• [TASK OBJECTIVE]: Would you pull out every line of the material that contains the string "Reconstruction"?

• [INPUT MATERIAL]:
☆ ☆ ☆ ☆

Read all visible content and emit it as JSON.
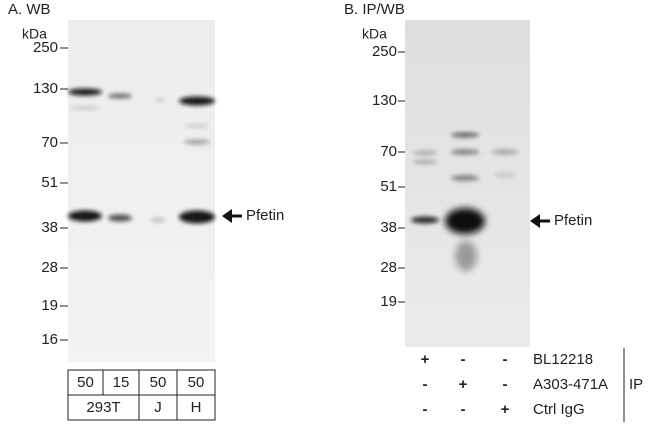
{
  "panel_a": {
    "title": "A. WB",
    "unit": "kDa",
    "markers": [
      "250",
      "130",
      "70",
      "51",
      "38",
      "28",
      "19",
      "16"
    ],
    "arrow_label": "Pfetin",
    "loads": [
      "50",
      "15",
      "50",
      "50"
    ],
    "cell_lines": [
      "293T",
      "J",
      "H"
    ]
  },
  "panel_b": {
    "title": "B. IP/WB",
    "unit": "kDa",
    "markers": [
      "250",
      "130",
      "70",
      "51",
      "38",
      "28",
      "19"
    ],
    "arrow_label": "Pfetin",
    "ip_rows": [
      {
        "signs": [
          "+",
          "-",
          "-"
        ],
        "label": "BL12218"
      },
      {
        "signs": [
          "-",
          "+",
          "-"
        ],
        "label": "A303-471A"
      },
      {
        "signs": [
          "-",
          "-",
          "+"
        ],
        "label": "Ctrl IgG"
      }
    ],
    "ip_label": "IP"
  }
}
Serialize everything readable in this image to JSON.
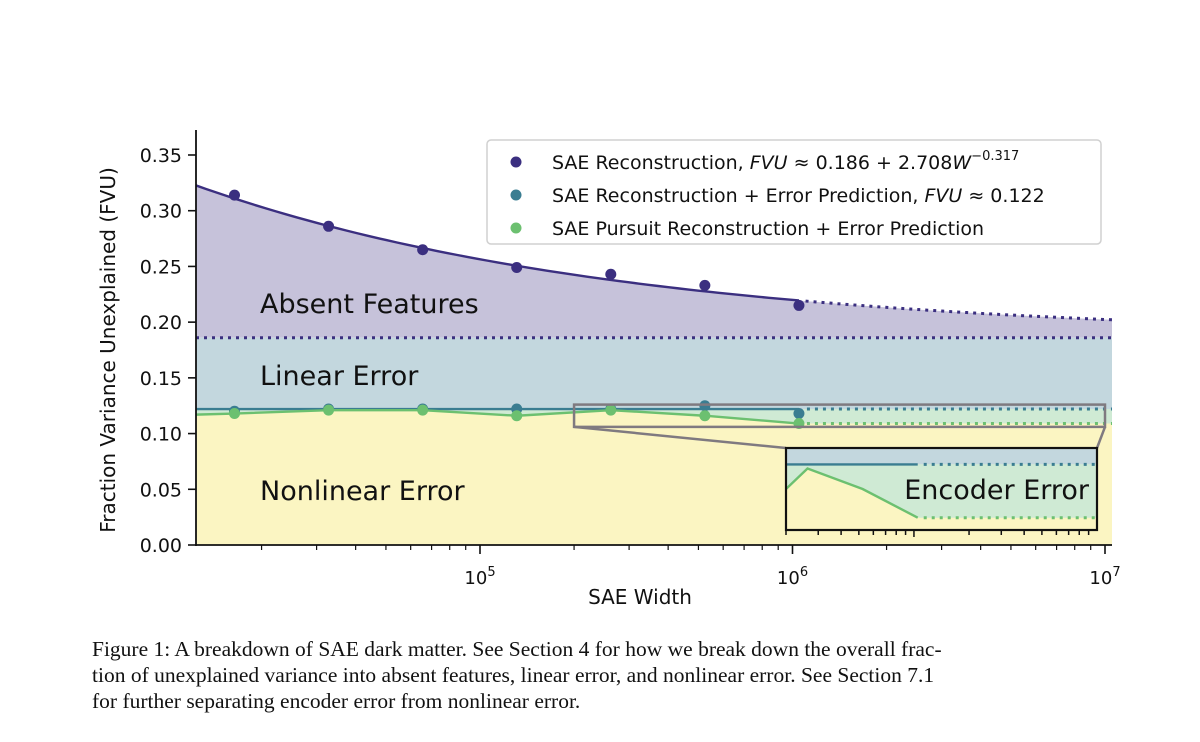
{
  "chart_data": {
    "type": "line",
    "title": "",
    "xlabel": "SAE Width",
    "ylabel": "Fraction Variance Unexplained (FVU)",
    "xscale": "log",
    "xlim": [
      11000,
      11500000
    ],
    "ylim": [
      0.0,
      0.37
    ],
    "xticks": [
      {
        "value": 100000,
        "base": "10",
        "exp": "5"
      },
      {
        "value": 1000000,
        "base": "10",
        "exp": "6"
      },
      {
        "value": 10000000,
        "base": "10",
        "exp": "7"
      }
    ],
    "yticks": [
      "0.00",
      "0.05",
      "0.10",
      "0.15",
      "0.20",
      "0.25",
      "0.30",
      "0.35"
    ],
    "ytick_values": [
      0.0,
      0.05,
      0.1,
      0.15,
      0.2,
      0.25,
      0.3,
      0.35
    ],
    "x": [
      16384,
      32768,
      65536,
      131072,
      262144,
      524288,
      1048576
    ],
    "series": [
      {
        "name": "SAE Reconstruction, FVU ≈ 0.186 + 2.708W^−0.317",
        "legend_prefix": "SAE Reconstruction, ",
        "legend_math": "FVU",
        "legend_formula": " ≈ 0.186 + 2.708",
        "legend_var": "W",
        "legend_exp": "−0.317",
        "color": "#3b2f80",
        "values": [
          0.314,
          0.286,
          0.265,
          0.249,
          0.243,
          0.233,
          0.215
        ],
        "fit": {
          "a": 0.186,
          "b": 2.708,
          "c": -0.317
        }
      },
      {
        "name": "SAE Reconstruction + Error Prediction, FVU ≈ 0.122",
        "legend_prefix": "SAE Reconstruction + Error Prediction, ",
        "legend_math": "FVU",
        "legend_formula": " ≈ 0.122",
        "color": "#3a7d91",
        "values": [
          0.12,
          0.122,
          0.122,
          0.122,
          0.122,
          0.125,
          0.118
        ],
        "fit_constant": 0.122
      },
      {
        "name": "SAE Pursuit Reconstruction + Error Prediction",
        "legend_prefix": "SAE Pursuit Reconstruction + Error Prediction",
        "color": "#6cc070",
        "values": [
          0.118,
          0.121,
          0.121,
          0.116,
          0.121,
          0.116,
          0.109
        ],
        "extrapolated_constant": 0.109
      }
    ],
    "horizontal_lines": [
      {
        "y": 0.186,
        "style": "dotted",
        "color": "#3b2f80"
      }
    ],
    "regions": [
      {
        "label": "Absent Features",
        "color": "#c6c2da"
      },
      {
        "label": "Linear Error",
        "color": "#c3d7de"
      },
      {
        "label": "Nonlinear Error",
        "color": "#fbf5c2"
      },
      {
        "label": "Encoder Error",
        "color": "#cfead4"
      }
    ],
    "inset": {
      "label": "Encoder Error",
      "zoomed_x_range": [
        200000,
        10000000
      ],
      "zoomed_y_range": [
        0.106,
        0.126
      ]
    },
    "legend_position": "upper right",
    "grid": false
  },
  "caption": {
    "lines": [
      "Figure 1: A breakdown of SAE dark matter. See Section 4 for how we break down the overall frac-",
      "tion of unexplained variance into absent features, linear error, and nonlinear error. See Section 7.1",
      "for further separating encoder error from nonlinear error."
    ]
  }
}
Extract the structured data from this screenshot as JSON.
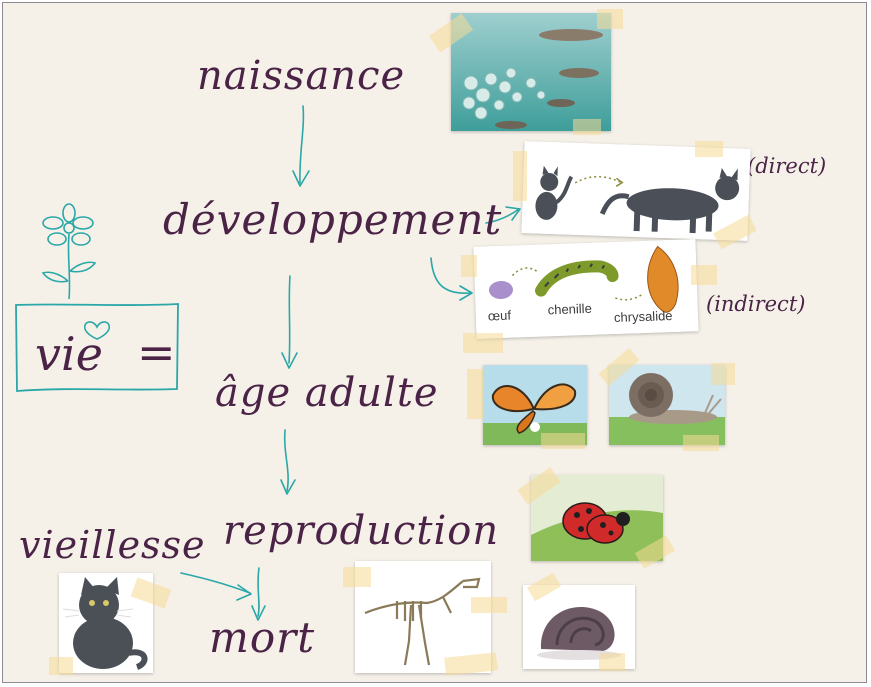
{
  "stages": {
    "naissance": "naissance",
    "developpement": "développement",
    "age_adulte": "âge adulte",
    "reproduction": "reproduction",
    "mort": "mort",
    "vieillesse": "vieillesse"
  },
  "vie_sign": {
    "word": "vie",
    "equals": "="
  },
  "notes": {
    "direct": "(direct)",
    "indirect": "(indirect)"
  },
  "metamorphosis_labels": {
    "egg": "œuf",
    "caterpillar": "chenille",
    "chrysalis": "chrysalide"
  },
  "colors": {
    "board": "#f5f1e9",
    "handwriting": "#4a2346",
    "arrow": "#2aa7a8",
    "tape": "#f5da96"
  }
}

☆ ☆ ☆ ☆

• [COMPLETED TASK]:
        "name": "SAE Reconstruction, FVU ≈ 0.186 + 2.708W^−0.317",
        "legend_prefix": "SAE Reconstruction, ",
        "name": "SAE Reconstruction + Error Prediction, FVU ≈ 0.122",
        "legend_prefix": "SAE Reconstruction + Error Prediction, ",
        "name": "SAE Pursuit Reconstruction + Error Prediction",
        "legend_prefix": "SAE Pursuit Reconstruction + Error Prediction",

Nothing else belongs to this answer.